GOAL OF THE EXERCISE>
Please copy, without any change, the lines in the items below, from the line with "candle-body [51, 173, 62, 194]" to the line with "legend-value: 25.24 [1104, 53, 1127, 63]", counting both of those lines.

DATA SHOWN>
####################
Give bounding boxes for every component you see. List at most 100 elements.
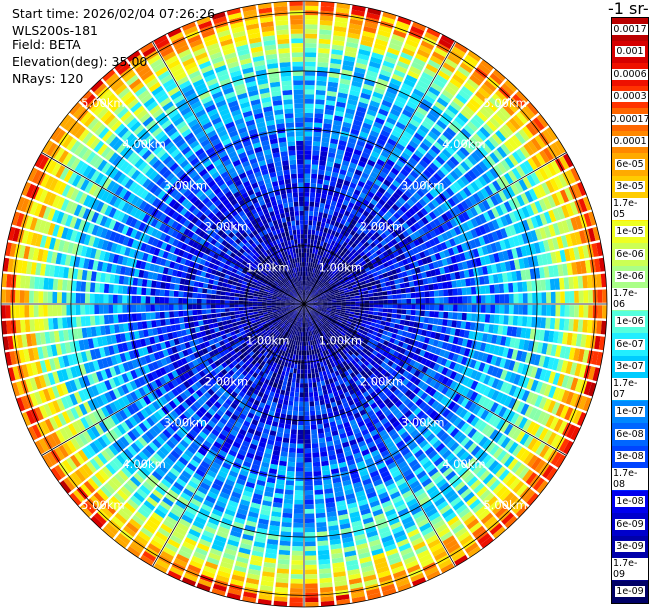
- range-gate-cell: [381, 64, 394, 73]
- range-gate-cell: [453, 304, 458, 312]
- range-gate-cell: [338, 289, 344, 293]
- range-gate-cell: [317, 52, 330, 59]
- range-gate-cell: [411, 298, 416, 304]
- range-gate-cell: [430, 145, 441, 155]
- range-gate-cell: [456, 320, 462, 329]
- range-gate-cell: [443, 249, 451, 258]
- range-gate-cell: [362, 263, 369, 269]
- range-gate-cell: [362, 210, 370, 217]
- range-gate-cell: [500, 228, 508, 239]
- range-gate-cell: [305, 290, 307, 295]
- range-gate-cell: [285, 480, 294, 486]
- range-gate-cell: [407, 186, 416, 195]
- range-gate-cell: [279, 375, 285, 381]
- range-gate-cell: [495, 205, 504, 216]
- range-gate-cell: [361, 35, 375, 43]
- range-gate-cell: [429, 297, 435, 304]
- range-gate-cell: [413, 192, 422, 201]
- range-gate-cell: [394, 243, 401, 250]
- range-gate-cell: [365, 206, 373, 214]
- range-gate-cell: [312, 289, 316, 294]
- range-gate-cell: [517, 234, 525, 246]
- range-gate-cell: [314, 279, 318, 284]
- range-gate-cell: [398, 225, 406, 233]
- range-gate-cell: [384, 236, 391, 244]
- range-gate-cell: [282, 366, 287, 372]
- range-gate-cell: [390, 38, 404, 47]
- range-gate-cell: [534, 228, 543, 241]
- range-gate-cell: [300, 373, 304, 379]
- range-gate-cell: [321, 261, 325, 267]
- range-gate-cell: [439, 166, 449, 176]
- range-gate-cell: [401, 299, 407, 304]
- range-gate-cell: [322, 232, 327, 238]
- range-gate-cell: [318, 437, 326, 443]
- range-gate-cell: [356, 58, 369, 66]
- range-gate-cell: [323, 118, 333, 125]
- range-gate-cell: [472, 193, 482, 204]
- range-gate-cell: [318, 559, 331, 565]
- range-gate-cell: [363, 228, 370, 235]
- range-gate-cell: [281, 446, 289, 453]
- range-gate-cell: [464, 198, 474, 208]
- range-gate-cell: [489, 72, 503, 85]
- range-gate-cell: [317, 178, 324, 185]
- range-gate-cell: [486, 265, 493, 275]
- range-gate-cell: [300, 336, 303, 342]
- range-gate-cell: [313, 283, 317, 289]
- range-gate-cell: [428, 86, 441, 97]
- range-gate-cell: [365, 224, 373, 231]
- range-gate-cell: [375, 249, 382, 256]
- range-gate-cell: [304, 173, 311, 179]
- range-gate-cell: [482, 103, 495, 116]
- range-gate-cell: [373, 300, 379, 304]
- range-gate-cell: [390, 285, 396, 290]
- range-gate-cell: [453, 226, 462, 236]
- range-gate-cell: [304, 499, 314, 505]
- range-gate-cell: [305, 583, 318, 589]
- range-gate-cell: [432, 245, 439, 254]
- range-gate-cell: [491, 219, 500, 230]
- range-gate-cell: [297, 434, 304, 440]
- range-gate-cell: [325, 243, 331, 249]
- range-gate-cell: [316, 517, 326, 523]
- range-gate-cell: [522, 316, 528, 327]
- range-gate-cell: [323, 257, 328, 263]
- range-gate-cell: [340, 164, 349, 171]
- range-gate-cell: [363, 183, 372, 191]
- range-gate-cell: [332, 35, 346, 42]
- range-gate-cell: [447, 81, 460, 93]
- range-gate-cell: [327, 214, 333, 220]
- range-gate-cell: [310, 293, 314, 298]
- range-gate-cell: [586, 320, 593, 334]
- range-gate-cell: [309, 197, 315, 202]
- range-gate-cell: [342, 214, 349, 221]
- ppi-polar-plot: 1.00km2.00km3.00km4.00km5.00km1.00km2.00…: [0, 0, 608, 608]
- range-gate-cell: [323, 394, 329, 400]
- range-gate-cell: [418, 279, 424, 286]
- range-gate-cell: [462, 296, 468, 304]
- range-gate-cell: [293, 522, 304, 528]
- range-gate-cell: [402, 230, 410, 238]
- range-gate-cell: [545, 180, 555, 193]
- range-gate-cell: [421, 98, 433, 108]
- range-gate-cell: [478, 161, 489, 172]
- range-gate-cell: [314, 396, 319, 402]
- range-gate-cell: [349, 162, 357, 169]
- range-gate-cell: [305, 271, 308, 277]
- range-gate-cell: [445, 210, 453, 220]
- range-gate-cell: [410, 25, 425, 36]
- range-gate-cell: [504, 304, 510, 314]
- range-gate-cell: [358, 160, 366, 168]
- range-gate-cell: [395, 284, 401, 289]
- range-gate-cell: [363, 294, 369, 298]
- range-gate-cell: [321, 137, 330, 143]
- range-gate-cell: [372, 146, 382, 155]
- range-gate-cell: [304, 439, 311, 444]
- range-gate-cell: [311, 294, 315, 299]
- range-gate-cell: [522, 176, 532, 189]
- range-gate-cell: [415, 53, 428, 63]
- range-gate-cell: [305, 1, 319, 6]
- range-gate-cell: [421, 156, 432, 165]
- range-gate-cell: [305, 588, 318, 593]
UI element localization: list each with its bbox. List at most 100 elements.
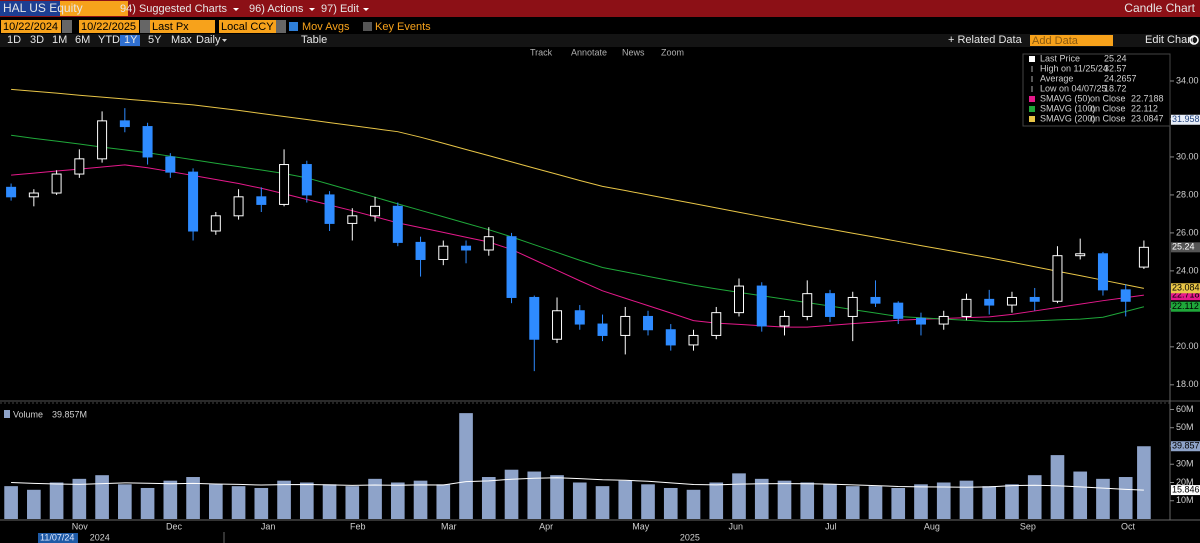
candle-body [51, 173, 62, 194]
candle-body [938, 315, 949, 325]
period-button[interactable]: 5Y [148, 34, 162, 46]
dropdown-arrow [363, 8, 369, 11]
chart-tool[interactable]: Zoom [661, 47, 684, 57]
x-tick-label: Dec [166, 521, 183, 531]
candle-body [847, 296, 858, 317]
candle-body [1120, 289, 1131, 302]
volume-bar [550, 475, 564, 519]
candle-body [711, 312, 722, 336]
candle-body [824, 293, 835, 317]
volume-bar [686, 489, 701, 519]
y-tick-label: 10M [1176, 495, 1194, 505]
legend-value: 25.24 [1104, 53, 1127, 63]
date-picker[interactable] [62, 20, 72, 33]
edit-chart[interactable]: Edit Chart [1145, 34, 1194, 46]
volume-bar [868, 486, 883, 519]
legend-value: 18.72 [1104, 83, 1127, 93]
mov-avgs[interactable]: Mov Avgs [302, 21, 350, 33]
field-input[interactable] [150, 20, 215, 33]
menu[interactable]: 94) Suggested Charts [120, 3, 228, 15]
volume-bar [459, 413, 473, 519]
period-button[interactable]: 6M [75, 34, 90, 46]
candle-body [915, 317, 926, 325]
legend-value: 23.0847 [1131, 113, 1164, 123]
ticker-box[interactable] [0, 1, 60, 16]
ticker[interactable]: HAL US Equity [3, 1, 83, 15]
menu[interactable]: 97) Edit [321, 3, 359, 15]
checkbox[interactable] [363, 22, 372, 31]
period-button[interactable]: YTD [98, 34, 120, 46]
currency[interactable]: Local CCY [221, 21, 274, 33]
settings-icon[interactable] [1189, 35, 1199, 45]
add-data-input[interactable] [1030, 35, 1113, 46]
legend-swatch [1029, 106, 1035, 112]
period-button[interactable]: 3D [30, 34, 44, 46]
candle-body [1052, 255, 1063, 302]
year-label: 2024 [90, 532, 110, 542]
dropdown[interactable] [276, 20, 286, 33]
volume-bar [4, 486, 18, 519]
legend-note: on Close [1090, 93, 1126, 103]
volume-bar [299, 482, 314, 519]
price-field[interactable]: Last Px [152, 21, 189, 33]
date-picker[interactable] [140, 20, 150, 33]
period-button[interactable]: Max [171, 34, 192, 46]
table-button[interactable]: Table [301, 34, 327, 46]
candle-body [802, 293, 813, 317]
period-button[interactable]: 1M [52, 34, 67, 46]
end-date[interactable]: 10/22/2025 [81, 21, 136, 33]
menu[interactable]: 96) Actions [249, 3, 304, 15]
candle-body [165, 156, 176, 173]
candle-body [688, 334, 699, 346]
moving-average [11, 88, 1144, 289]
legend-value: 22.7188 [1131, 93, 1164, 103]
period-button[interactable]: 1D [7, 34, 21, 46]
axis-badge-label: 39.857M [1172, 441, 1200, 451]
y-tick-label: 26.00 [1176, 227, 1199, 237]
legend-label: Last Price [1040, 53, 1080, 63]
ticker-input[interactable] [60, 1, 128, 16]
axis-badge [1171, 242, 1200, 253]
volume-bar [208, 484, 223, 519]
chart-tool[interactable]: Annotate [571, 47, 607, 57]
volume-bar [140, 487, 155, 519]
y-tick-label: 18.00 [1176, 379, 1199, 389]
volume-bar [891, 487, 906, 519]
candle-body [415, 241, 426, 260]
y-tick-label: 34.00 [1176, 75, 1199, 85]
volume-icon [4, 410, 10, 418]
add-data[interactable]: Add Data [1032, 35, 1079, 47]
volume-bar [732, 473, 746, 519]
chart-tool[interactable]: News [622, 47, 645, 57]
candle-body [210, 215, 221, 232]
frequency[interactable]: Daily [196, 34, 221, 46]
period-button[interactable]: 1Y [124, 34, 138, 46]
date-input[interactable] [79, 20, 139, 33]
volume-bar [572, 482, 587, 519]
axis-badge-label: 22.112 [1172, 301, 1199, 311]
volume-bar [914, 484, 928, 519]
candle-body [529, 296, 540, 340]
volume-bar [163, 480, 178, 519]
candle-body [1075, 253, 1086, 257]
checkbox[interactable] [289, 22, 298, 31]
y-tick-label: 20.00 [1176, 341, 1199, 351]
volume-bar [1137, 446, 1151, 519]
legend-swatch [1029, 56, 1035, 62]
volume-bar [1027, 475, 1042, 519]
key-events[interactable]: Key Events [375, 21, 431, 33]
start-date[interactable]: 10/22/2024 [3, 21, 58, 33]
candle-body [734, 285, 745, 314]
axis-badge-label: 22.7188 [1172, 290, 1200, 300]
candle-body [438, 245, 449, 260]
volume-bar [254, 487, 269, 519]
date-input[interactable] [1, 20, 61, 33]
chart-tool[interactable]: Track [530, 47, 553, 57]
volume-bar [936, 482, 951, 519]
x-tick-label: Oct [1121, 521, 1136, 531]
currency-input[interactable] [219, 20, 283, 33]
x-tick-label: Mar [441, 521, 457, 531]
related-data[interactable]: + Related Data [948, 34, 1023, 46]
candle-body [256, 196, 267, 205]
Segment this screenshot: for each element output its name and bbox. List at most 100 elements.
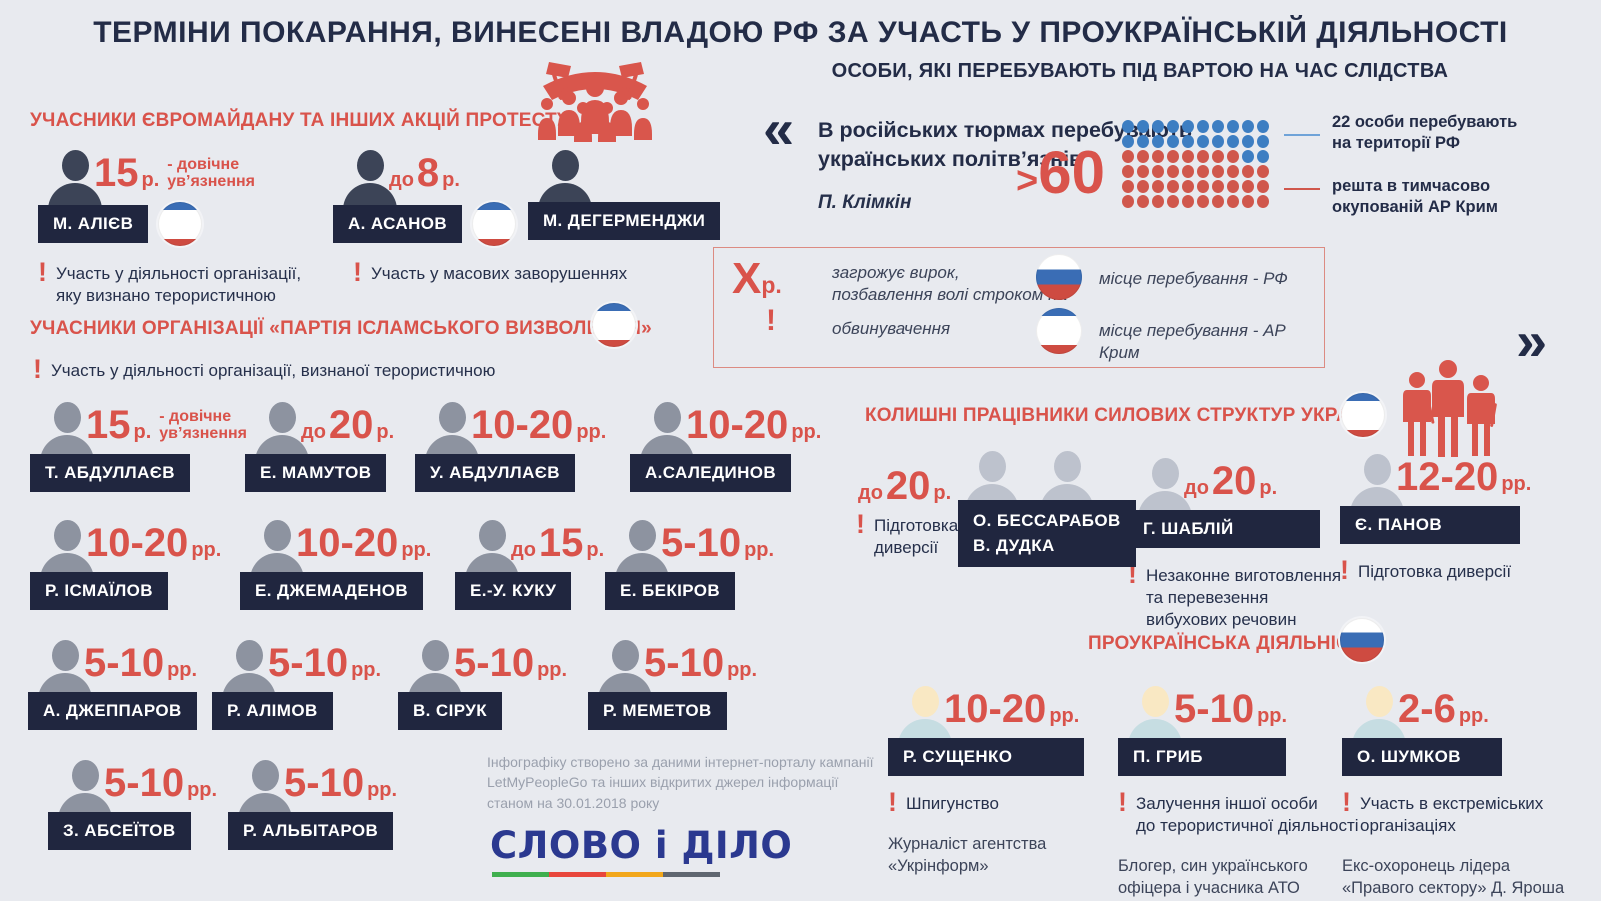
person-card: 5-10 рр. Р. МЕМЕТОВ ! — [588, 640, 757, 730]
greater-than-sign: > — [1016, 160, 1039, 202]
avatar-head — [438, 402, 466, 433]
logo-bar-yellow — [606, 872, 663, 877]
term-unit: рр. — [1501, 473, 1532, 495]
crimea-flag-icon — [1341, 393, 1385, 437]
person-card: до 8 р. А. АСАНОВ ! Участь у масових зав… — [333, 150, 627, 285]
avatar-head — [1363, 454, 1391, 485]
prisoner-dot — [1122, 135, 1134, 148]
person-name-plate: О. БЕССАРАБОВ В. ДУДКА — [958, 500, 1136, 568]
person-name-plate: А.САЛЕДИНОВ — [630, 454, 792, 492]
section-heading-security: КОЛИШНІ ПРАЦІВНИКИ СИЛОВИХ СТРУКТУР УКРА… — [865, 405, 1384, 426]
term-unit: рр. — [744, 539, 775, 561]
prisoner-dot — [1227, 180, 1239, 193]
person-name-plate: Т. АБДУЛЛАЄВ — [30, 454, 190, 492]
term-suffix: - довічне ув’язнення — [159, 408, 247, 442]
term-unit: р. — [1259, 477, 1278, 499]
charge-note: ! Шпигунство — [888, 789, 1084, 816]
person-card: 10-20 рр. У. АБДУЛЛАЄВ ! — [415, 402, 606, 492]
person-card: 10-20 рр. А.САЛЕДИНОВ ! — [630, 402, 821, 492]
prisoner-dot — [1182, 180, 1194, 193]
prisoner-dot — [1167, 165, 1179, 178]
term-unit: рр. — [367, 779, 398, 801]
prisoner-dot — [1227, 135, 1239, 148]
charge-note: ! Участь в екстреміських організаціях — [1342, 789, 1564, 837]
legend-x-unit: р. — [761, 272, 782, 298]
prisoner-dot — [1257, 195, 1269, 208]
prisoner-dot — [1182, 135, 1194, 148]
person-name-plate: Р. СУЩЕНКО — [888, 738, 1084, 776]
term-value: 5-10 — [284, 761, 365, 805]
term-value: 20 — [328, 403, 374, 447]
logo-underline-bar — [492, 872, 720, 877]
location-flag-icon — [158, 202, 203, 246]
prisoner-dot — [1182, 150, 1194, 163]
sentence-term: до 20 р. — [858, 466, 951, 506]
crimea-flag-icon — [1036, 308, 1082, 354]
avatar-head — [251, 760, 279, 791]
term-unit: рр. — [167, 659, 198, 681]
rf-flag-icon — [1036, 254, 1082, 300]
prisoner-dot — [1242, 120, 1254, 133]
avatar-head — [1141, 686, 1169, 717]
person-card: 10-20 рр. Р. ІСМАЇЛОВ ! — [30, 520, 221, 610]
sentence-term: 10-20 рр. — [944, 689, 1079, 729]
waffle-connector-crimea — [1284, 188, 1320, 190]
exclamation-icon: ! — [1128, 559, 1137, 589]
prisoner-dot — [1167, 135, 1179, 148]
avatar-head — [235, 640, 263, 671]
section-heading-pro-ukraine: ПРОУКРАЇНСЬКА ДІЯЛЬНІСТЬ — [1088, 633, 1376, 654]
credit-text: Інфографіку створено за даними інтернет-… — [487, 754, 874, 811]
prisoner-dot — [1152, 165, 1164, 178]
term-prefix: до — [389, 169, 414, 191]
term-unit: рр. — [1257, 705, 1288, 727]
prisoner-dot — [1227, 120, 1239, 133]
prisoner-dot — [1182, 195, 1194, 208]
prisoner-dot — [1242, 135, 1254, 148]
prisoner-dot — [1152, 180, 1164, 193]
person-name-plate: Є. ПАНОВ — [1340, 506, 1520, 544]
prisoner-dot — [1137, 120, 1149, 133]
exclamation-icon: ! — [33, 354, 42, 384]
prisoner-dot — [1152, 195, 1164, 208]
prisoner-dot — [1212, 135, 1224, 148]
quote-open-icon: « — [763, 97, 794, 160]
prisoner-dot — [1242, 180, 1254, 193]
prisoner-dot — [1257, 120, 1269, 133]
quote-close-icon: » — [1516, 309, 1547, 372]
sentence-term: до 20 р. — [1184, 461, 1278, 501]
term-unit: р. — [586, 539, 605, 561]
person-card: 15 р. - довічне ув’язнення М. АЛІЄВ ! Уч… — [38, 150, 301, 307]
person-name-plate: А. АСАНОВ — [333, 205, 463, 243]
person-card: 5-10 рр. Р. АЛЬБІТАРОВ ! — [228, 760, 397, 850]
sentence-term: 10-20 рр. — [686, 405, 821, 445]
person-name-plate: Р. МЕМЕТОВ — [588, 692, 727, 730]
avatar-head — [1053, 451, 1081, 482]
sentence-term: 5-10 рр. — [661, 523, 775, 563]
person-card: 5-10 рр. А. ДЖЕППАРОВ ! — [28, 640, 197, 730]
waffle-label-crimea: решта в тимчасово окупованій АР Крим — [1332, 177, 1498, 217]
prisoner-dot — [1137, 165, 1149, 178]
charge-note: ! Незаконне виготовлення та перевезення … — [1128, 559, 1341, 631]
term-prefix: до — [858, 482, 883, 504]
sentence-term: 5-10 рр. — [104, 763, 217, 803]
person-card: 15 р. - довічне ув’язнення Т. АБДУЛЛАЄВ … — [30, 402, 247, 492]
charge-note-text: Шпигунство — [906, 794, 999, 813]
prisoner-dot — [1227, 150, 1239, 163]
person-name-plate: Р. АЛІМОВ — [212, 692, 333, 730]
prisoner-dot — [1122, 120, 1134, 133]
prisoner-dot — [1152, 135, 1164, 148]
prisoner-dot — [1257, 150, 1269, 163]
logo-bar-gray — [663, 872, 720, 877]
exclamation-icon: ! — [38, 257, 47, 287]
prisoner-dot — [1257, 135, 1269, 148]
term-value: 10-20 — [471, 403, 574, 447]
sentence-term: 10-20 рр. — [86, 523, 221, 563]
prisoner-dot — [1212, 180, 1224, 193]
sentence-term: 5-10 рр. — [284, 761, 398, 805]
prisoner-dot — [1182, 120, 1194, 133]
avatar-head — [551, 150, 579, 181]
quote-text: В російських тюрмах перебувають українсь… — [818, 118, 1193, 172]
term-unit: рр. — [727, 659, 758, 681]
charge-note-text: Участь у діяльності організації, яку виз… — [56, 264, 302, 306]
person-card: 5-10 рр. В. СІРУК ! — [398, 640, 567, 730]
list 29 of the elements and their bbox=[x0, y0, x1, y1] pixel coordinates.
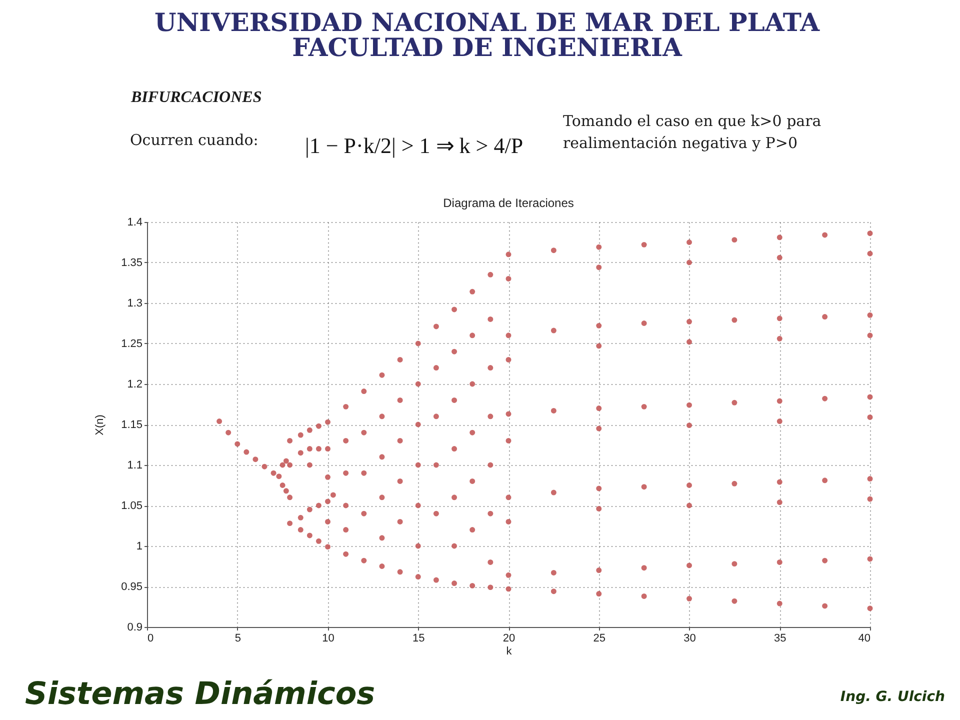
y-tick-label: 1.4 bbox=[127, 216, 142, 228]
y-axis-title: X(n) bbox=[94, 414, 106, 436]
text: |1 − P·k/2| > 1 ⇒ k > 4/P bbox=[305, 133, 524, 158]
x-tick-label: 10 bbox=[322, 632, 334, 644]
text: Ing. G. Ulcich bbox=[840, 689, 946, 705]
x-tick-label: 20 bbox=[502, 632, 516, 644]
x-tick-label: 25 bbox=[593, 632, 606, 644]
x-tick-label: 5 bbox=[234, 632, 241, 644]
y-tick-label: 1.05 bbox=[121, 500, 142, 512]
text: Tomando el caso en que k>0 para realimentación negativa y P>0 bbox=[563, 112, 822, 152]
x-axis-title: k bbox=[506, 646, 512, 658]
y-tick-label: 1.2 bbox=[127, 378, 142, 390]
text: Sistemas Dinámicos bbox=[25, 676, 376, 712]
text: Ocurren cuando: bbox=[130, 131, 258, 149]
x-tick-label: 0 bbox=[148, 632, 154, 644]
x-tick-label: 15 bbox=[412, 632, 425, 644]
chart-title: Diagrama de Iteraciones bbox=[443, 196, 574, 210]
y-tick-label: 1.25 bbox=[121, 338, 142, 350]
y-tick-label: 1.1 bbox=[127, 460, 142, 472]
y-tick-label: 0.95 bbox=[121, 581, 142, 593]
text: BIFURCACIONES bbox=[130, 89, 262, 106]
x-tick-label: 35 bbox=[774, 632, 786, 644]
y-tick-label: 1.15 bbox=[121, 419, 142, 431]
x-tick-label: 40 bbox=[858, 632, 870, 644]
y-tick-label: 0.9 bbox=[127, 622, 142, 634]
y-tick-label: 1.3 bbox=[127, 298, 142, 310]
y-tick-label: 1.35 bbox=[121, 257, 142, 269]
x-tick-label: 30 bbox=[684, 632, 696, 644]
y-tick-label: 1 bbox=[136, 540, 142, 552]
####################
ANSWER IN FULL>
candle-body [51, 173, 62, 194]
candle-body [938, 315, 949, 325]
period-button[interactable]: 5Y [148, 34, 162, 46]
dropdown-arrow [363, 8, 369, 11]
chart-tool[interactable]: Zoom [661, 47, 684, 57]
x-tick-label: Dec [166, 521, 183, 531]
candle-body [847, 296, 858, 317]
candle-body [1120, 289, 1131, 302]
volume-bar [550, 475, 564, 519]
candle-body [711, 312, 722, 336]
candle-body [824, 293, 835, 317]
volume-bar [686, 489, 701, 519]
y-tick-label: 10M [1176, 495, 1194, 505]
legend-value: 25.24 [1104, 53, 1127, 63]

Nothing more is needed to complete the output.